--- BEGIN AVAILABLE DATA ---

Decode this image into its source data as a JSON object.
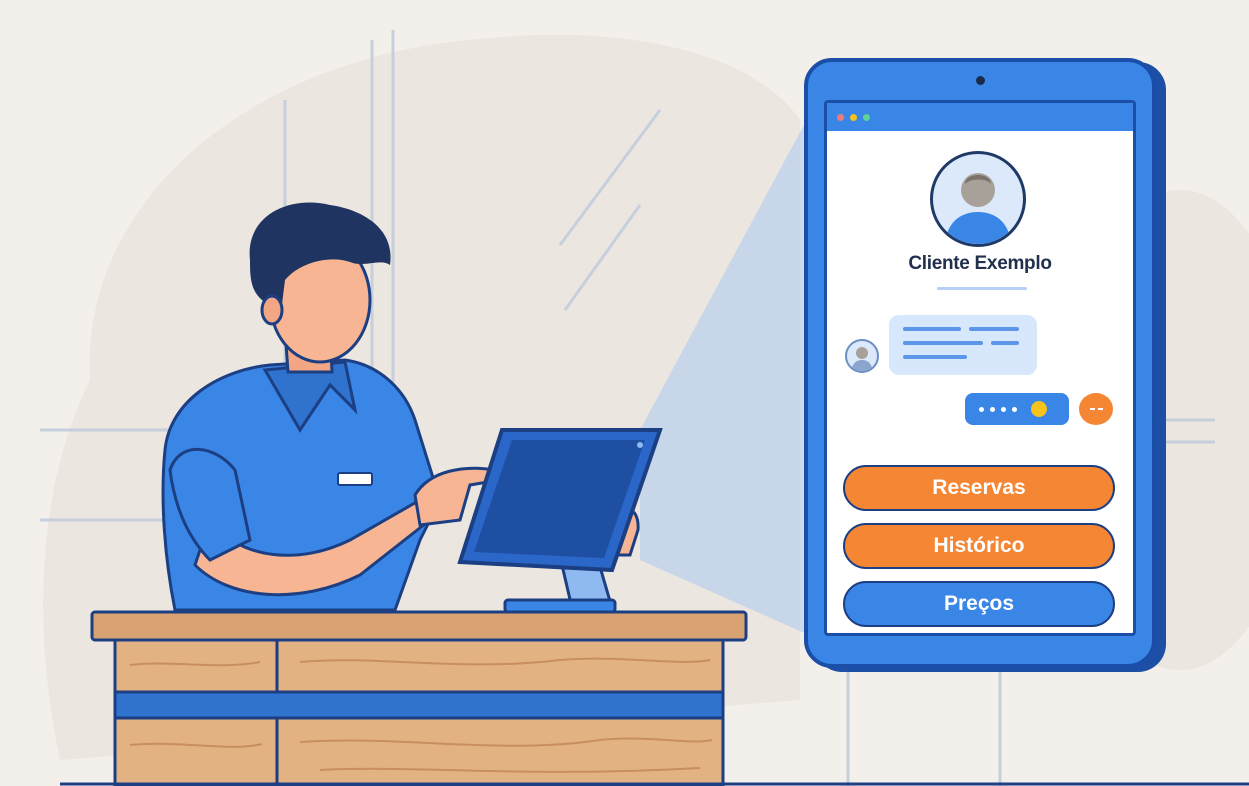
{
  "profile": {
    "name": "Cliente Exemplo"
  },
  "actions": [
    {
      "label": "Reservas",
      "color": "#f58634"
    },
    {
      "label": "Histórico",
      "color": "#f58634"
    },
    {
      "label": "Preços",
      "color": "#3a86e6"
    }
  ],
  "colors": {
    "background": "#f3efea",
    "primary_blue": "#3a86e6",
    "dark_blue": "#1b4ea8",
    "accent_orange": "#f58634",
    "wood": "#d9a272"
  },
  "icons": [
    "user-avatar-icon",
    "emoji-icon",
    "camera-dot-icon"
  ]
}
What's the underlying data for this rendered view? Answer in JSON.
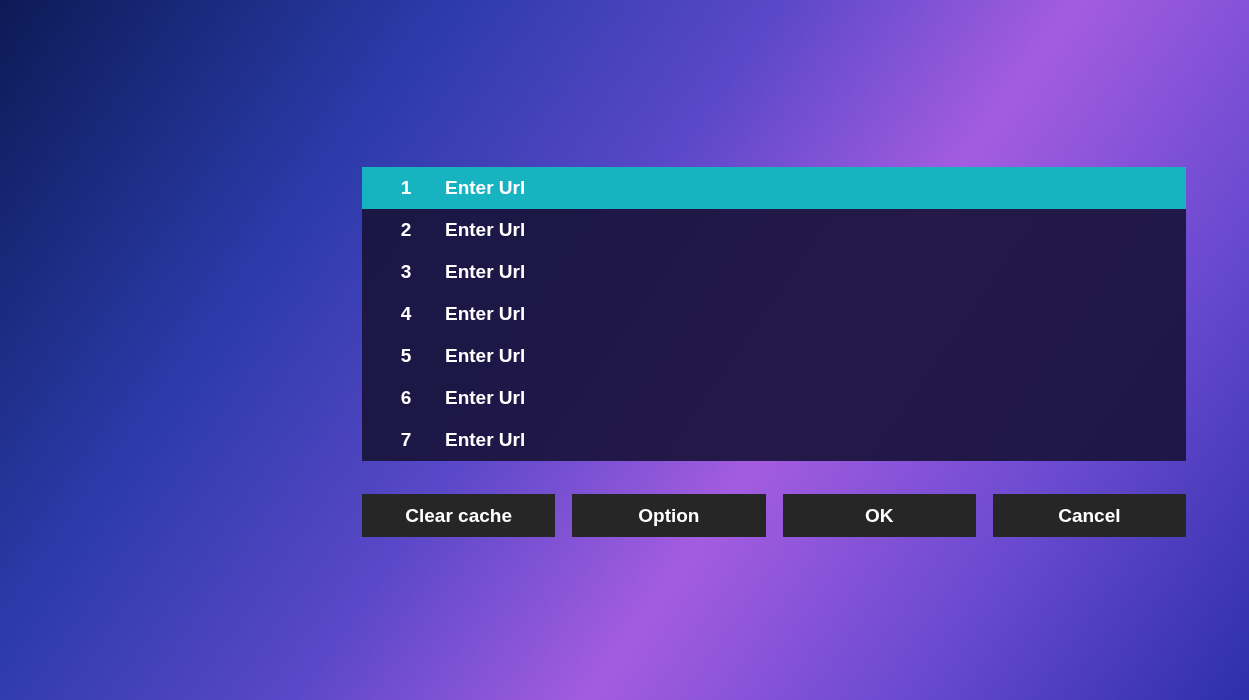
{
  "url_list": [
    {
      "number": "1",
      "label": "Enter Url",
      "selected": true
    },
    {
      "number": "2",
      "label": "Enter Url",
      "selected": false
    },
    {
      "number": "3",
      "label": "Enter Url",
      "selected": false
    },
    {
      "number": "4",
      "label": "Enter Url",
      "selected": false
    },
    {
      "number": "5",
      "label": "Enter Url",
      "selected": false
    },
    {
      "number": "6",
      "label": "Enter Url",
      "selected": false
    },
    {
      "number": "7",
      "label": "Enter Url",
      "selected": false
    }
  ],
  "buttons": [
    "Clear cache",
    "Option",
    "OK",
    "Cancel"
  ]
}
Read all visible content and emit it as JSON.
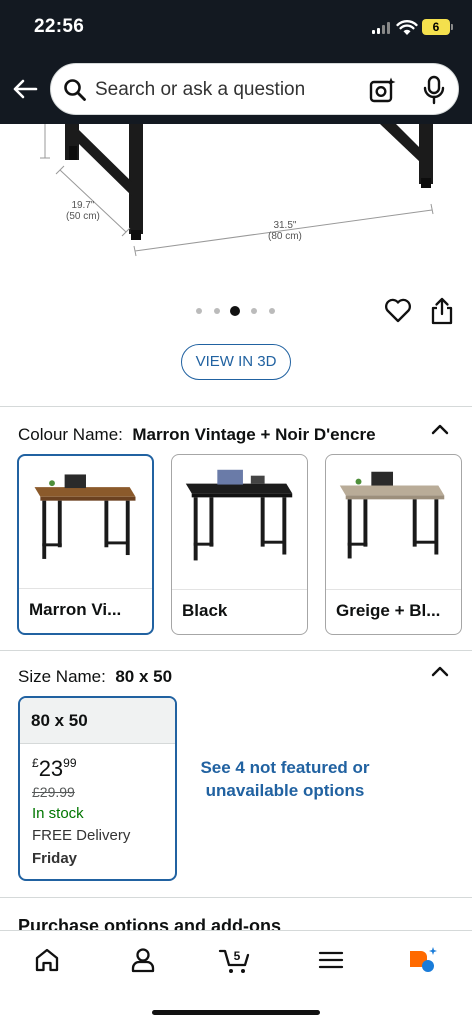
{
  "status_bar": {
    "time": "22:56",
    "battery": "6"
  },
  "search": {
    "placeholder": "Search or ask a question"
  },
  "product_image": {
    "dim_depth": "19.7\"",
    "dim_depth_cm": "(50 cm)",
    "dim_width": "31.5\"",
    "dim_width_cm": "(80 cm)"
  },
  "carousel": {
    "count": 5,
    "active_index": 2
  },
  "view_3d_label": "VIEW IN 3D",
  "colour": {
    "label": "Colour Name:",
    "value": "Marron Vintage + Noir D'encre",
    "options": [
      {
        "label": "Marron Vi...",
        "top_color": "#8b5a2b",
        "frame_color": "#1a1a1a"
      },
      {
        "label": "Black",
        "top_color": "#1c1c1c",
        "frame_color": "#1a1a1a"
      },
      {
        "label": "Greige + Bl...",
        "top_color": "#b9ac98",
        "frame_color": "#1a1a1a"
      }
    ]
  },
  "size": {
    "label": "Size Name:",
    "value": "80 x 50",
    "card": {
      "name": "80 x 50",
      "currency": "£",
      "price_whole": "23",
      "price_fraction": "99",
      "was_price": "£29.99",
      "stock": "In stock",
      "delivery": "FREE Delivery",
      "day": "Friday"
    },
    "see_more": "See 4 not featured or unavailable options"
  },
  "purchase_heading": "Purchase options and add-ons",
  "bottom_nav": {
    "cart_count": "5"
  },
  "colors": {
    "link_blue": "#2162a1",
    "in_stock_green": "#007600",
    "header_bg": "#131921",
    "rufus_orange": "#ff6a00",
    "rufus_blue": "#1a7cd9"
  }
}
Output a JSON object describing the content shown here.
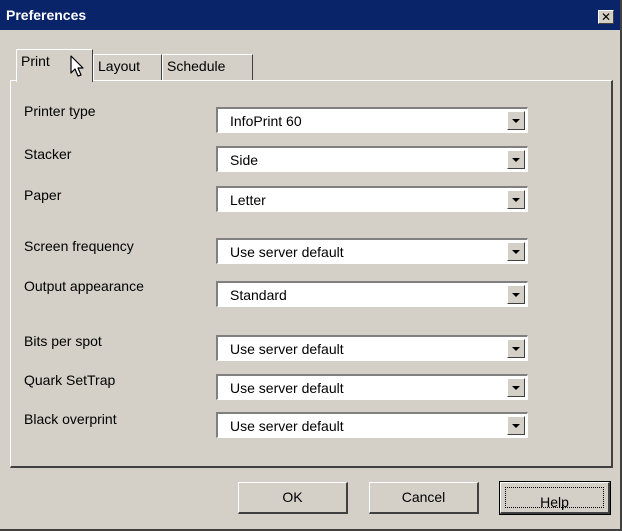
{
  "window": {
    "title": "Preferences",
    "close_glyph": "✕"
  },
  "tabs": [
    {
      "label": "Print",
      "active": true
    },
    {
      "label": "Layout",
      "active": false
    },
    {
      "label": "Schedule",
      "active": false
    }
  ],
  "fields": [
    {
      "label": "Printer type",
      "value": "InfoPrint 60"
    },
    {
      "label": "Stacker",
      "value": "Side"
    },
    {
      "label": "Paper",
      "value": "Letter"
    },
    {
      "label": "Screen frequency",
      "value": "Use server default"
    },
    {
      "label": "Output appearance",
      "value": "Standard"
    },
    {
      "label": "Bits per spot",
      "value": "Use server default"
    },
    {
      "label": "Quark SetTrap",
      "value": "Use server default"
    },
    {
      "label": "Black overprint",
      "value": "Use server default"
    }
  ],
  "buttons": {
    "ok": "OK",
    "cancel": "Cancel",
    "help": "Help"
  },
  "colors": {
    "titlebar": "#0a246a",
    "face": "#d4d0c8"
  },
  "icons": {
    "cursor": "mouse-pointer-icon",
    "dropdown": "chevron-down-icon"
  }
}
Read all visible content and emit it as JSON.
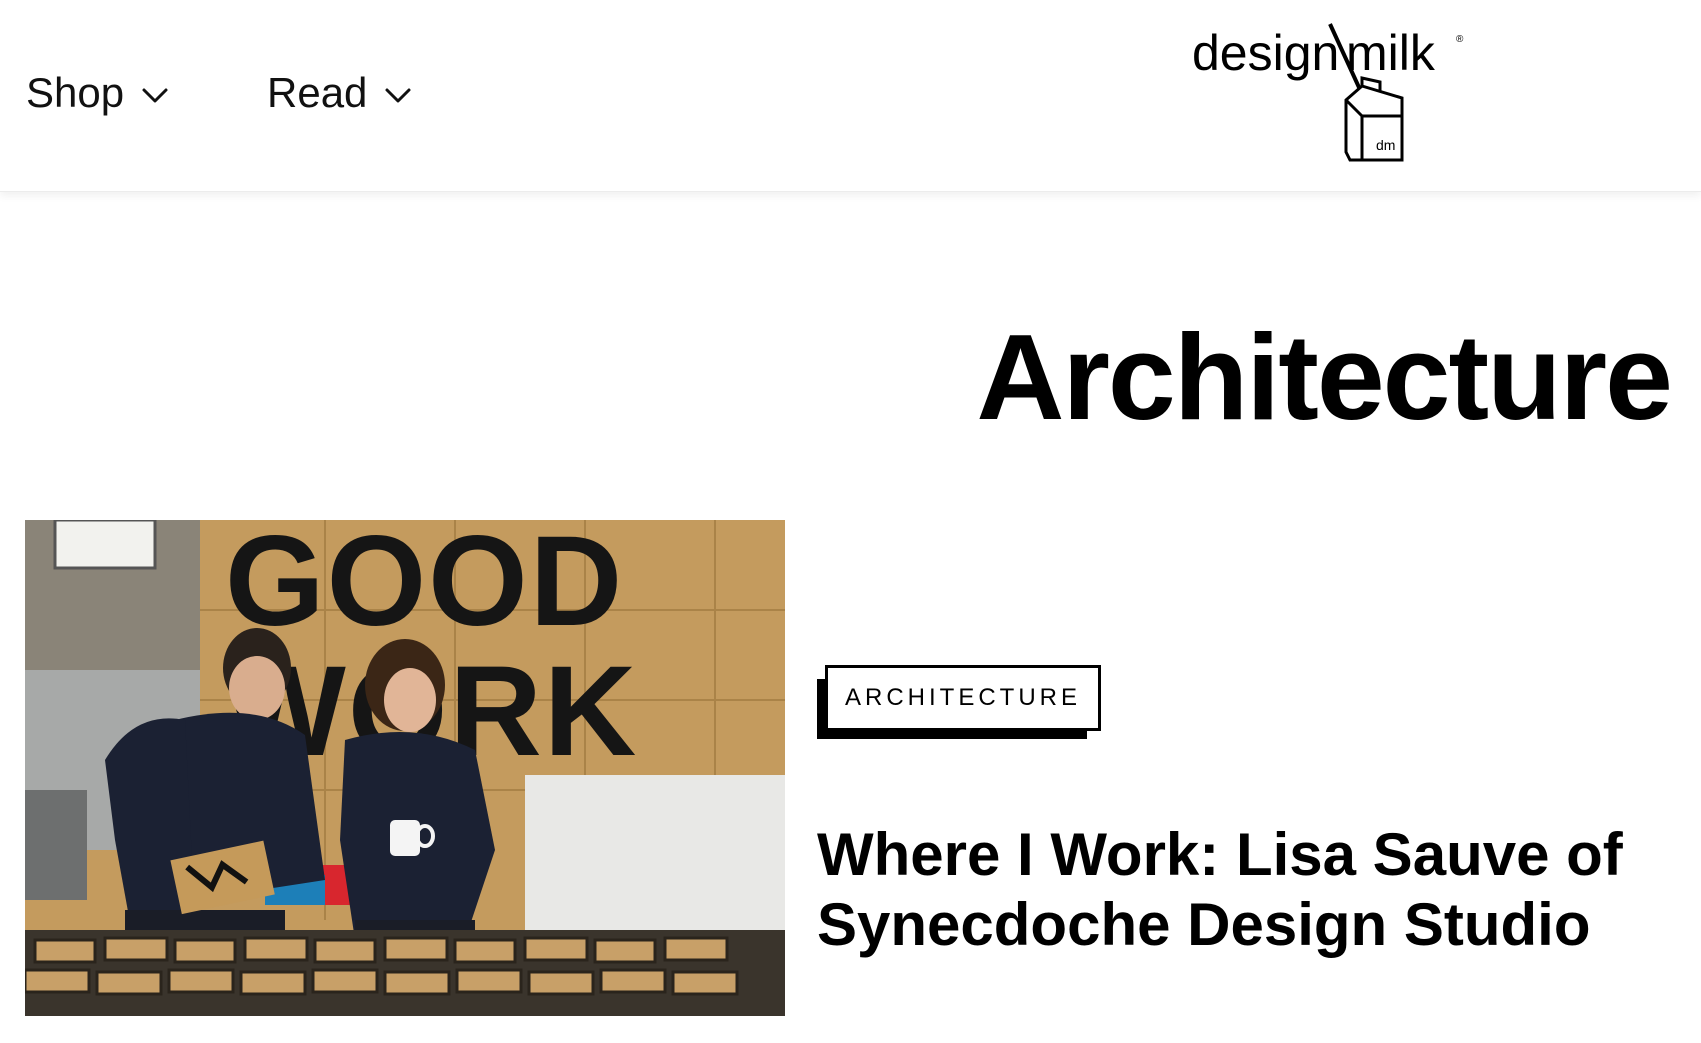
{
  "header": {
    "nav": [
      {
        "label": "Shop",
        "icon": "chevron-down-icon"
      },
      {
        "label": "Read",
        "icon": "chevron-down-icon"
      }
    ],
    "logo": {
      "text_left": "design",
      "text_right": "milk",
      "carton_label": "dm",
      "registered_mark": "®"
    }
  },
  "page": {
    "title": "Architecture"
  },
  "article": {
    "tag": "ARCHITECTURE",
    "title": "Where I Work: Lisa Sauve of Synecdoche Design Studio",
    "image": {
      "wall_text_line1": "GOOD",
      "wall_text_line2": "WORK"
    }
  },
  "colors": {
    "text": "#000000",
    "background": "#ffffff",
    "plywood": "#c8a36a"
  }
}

--- END AVAILABLE DATA ---

All of the material above needs to be restated exactly, with no pictures.

Decode this image into its source data as a JSON object.
{
  "profile": {
    "name": "Cliente Exemplo"
  },
  "actions": [
    {
      "label": "Reservas",
      "color": "#f58634"
    },
    {
      "label": "Histórico",
      "color": "#f58634"
    },
    {
      "label": "Preços",
      "color": "#3a86e6"
    }
  ],
  "colors": {
    "background": "#f3efea",
    "primary_blue": "#3a86e6",
    "dark_blue": "#1b4ea8",
    "accent_orange": "#f58634",
    "wood": "#d9a272"
  },
  "icons": [
    "user-avatar-icon",
    "emoji-icon",
    "camera-dot-icon"
  ]
}
What's the underlying data for this rendered view? Answer in JSON.
{
  "url_list": [
    {
      "number": "1",
      "label": "Enter Url",
      "selected": true
    },
    {
      "number": "2",
      "label": "Enter Url",
      "selected": false
    },
    {
      "number": "3",
      "label": "Enter Url",
      "selected": false
    },
    {
      "number": "4",
      "label": "Enter Url",
      "selected": false
    },
    {
      "number": "5",
      "label": "Enter Url",
      "selected": false
    },
    {
      "number": "6",
      "label": "Enter Url",
      "selected": false
    },
    {
      "number": "7",
      "label": "Enter Url",
      "selected": false
    }
  ],
  "buttons": [
    "Clear cache",
    "Option",
    "OK",
    "Cancel"
  ]
}
Read all visible content and emit it as JSON.
{
  "status_bar": {
    "time": "22:56",
    "battery": "6"
  },
  "search": {
    "placeholder": "Search or ask a question"
  },
  "product_image": {
    "dim_depth": "19.7\"",
    "dim_depth_cm": "(50 cm)",
    "dim_width": "31.5\"",
    "dim_width_cm": "(80 cm)"
  },
  "carousel": {
    "count": 5,
    "active_index": 2
  },
  "view_3d_label": "VIEW IN 3D",
  "colour": {
    "label": "Colour Name:",
    "value": "Marron Vintage + Noir D'encre",
    "options": [
      {
        "label": "Marron Vi...",
        "top_color": "#8b5a2b",
        "frame_color": "#1a1a1a"
      },
      {
        "label": "Black",
        "top_color": "#1c1c1c",
        "frame_color": "#1a1a1a"
      },
      {
        "label": "Greige + Bl...",
        "top_color": "#b9ac98",
        "frame_color": "#1a1a1a"
      }
    ]
  },
  "size": {
    "label": "Size Name:",
    "value": "80 x 50",
    "card": {
      "name": "80 x 50",
      "currency": "£",
      "price_whole": "23",
      "price_fraction": "99",
      "was_price": "£29.99",
      "stock": "In stock",
      "delivery": "FREE Delivery",
      "day": "Friday"
    },
    "see_more": "See 4 not featured or unavailable options"
  },
  "purchase_heading": "Purchase options and add-ons",
  "bottom_nav": {
    "cart_count": "5"
  },
  "colors": {
    "link_blue": "#2162a1",
    "in_stock_green": "#007600",
    "header_bg": "#131921",
    "rufus_orange": "#ff6a00",
    "rufus_blue": "#1a7cd9"
  }
}
Output a JSON object describing the content shown here.
{
  "window": {
    "title": "Preferences",
    "close_glyph": "✕"
  },
  "tabs": [
    {
      "label": "Print",
      "active": true
    },
    {
      "label": "Layout",
      "active": false
    },
    {
      "label": "Schedule",
      "active": false
    }
  ],
  "fields": [
    {
      "label": "Printer type",
      "value": "InfoPrint 60"
    },
    {
      "label": "Stacker",
      "value": "Side"
    },
    {
      "label": "Paper",
      "value": "Letter"
    },
    {
      "label": "Screen frequency",
      "value": "Use server default"
    },
    {
      "label": "Output appearance",
      "value": "Standard"
    },
    {
      "label": "Bits per spot",
      "value": "Use server default"
    },
    {
      "label": "Quark SetTrap",
      "value": "Use server default"
    },
    {
      "label": "Black overprint",
      "value": "Use server default"
    }
  ],
  "buttons": {
    "ok": "OK",
    "cancel": "Cancel",
    "help": "Help"
  },
  "colors": {
    "titlebar": "#0a246a",
    "face": "#d4d0c8"
  },
  "icons": {
    "cursor": "mouse-pointer-icon",
    "dropdown": "chevron-down-icon"
  }
}
Read all visible content and emit it as JSON.
{
  "header": {
    "nav": [
      {
        "label": "Shop",
        "icon": "chevron-down-icon"
      },
      {
        "label": "Read",
        "icon": "chevron-down-icon"
      }
    ],
    "logo": {
      "text_left": "design",
      "text_right": "milk",
      "carton_label": "dm",
      "registered_mark": "®"
    }
  },
  "page": {
    "title": "Architecture"
  },
  "article": {
    "tag": "ARCHITECTURE",
    "title": "Where I Work: Lisa Sauve of Synecdoche Design Studio",
    "image": {
      "wall_text_line1": "GOOD",
      "wall_text_line2": "WORK"
    }
  },
  "colors": {
    "text": "#000000",
    "background": "#ffffff",
    "plywood": "#c8a36a"
  }
}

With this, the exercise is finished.